Extracted records

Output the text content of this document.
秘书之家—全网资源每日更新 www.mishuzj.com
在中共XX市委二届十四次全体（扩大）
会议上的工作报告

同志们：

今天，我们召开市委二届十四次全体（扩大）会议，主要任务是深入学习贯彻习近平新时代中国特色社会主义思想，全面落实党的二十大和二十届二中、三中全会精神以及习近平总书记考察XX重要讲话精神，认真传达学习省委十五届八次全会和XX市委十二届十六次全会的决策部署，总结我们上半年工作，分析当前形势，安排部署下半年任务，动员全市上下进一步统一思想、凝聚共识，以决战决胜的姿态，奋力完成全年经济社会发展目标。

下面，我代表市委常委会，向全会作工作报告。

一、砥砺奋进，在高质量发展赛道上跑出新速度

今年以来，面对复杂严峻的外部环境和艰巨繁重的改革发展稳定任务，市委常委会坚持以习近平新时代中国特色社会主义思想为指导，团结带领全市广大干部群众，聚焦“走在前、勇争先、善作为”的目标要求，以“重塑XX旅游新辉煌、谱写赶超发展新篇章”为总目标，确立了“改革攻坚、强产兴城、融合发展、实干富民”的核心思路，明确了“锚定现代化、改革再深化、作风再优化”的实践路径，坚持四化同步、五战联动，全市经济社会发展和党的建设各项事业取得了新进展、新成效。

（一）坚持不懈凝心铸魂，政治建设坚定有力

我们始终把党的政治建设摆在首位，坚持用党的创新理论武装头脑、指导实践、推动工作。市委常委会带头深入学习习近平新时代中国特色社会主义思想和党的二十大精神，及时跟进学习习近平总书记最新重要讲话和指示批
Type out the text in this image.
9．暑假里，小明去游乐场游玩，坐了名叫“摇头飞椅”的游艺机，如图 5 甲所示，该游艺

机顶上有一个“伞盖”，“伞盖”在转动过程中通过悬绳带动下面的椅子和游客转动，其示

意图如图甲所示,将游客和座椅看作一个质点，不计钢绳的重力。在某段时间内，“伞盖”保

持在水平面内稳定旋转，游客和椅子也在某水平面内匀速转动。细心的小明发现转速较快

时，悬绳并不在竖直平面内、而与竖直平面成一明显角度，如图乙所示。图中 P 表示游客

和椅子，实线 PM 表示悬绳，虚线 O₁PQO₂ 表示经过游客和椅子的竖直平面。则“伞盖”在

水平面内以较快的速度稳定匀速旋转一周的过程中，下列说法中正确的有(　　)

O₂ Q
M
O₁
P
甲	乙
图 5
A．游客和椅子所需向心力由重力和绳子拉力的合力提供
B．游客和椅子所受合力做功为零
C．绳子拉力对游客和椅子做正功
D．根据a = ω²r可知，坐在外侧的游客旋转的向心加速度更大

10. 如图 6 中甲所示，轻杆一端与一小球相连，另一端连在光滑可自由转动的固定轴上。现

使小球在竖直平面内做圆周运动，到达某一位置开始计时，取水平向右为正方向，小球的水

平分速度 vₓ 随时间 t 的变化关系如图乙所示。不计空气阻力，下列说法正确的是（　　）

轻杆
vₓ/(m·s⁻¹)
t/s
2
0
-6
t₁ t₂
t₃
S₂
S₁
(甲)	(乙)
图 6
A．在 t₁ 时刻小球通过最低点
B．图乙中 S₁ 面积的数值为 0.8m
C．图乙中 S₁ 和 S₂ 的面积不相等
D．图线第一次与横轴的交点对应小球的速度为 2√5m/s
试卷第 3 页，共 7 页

*What is asked*. State how many lines of the material contain the string "text", with no other words.

*Answer below*. 2